**WHAT IS ASKED:** Your task is to copy every line of this material exactly.
** Start EXERCISE INPUT **
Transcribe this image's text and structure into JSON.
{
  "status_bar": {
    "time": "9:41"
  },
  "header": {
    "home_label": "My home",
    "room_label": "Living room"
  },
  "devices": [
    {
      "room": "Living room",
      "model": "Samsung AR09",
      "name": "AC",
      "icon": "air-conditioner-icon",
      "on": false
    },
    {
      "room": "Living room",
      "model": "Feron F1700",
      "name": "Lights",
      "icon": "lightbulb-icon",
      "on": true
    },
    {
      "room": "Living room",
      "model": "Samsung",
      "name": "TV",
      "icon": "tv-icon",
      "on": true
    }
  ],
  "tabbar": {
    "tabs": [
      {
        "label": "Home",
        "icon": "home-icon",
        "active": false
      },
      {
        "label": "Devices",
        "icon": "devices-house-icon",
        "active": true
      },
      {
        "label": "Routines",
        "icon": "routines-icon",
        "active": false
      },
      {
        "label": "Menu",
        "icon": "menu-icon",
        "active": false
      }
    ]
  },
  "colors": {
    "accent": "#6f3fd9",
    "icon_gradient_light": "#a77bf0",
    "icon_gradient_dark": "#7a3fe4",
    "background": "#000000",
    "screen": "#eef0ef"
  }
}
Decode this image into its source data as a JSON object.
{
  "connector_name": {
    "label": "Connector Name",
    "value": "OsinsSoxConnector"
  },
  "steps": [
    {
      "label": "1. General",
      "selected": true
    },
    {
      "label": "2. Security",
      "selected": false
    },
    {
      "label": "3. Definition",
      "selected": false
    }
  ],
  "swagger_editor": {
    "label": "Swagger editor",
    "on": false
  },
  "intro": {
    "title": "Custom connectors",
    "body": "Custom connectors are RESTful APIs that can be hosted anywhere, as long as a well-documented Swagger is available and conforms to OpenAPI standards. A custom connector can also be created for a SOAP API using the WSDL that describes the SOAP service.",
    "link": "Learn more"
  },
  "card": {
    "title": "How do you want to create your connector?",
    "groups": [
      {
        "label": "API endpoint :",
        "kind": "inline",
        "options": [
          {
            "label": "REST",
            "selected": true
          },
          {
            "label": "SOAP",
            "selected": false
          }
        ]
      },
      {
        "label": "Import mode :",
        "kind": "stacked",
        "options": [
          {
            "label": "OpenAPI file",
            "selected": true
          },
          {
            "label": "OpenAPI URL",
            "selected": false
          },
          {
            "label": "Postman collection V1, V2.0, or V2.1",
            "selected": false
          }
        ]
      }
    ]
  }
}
** End EXERCISE INPUT **
**THE OUTPUT:**
Transcribe this image's text and structure into JSON.
{
  "status_bar": {
    "time": "9:41"
  },
  "header": {
    "home_label": "My home",
    "room_label": "Living room"
  },
  "devices": [
    {
      "room": "Living room",
      "model": "Samsung AR09",
      "name": "AC",
      "icon": "air-conditioner-icon",
      "on": false
    },
    {
      "room": "Living room",
      "model": "Feron F1700",
      "name": "Lights",
      "icon": "lightbulb-icon",
      "on": true
    },
    {
      "room": "Living room",
      "model": "Samsung",
      "name": "TV",
      "icon": "tv-icon",
      "on": true
    }
  ],
  "tabbar": {
    "tabs": [
      {
        "label": "Home",
        "icon": "home-icon",
        "active": false
      },
      {
        "label": "Devices",
        "icon": "devices-house-icon",
        "active": true
      },
      {
        "label": "Routines",
        "icon": "routines-icon",
        "active": false
      },
      {
        "label": "Menu",
        "icon": "menu-icon",
        "active": false
      }
    ]
  },
  "colors": {
    "accent": "#6f3fd9",
    "icon_gradient_light": "#a77bf0",
    "icon_gradient_dark": "#7a3fe4",
    "background": "#000000",
    "screen": "#eef0ef"
  }
}
Decode this image into its source data as a JSON object.
{
  "connector_name": {
    "label": "Connector Name",
    "value": "OsinsSoxConnector"
  },
  "steps": [
    {
      "label": "1. General",
      "selected": true
    },
    {
      "label": "2. Security",
      "selected": false
    },
    {
      "label": "3. Definition",
      "selected": false
    }
  ],
  "swagger_editor": {
    "label": "Swagger editor",
    "on": false
  },
  "intro": {
    "title": "Custom connectors",
    "body": "Custom connectors are RESTful APIs that can be hosted anywhere, as long as a well-documented Swagger is available and conforms to OpenAPI standards. A custom connector can also be created for a SOAP API using the WSDL that describes the SOAP service.",
    "link": "Learn more"
  },
  "card": {
    "title": "How do you want to create your connector?",
    "groups": [
      {
        "label": "API endpoint :",
        "kind": "inline",
        "options": [
          {
            "label": "REST",
            "selected": true
          },
          {
            "label": "SOAP",
            "selected": false
          }
        ]
      },
      {
        "label": "Import mode :",
        "kind": "stacked",
        "options": [
          {
            "label": "OpenAPI file",
            "selected": true
          },
          {
            "label": "OpenAPI URL",
            "selected": false
          },
          {
            "label": "Postman collection V1, V2.0, or V2.1",
            "selected": false
          }
        ]
      }
    ]
  }
}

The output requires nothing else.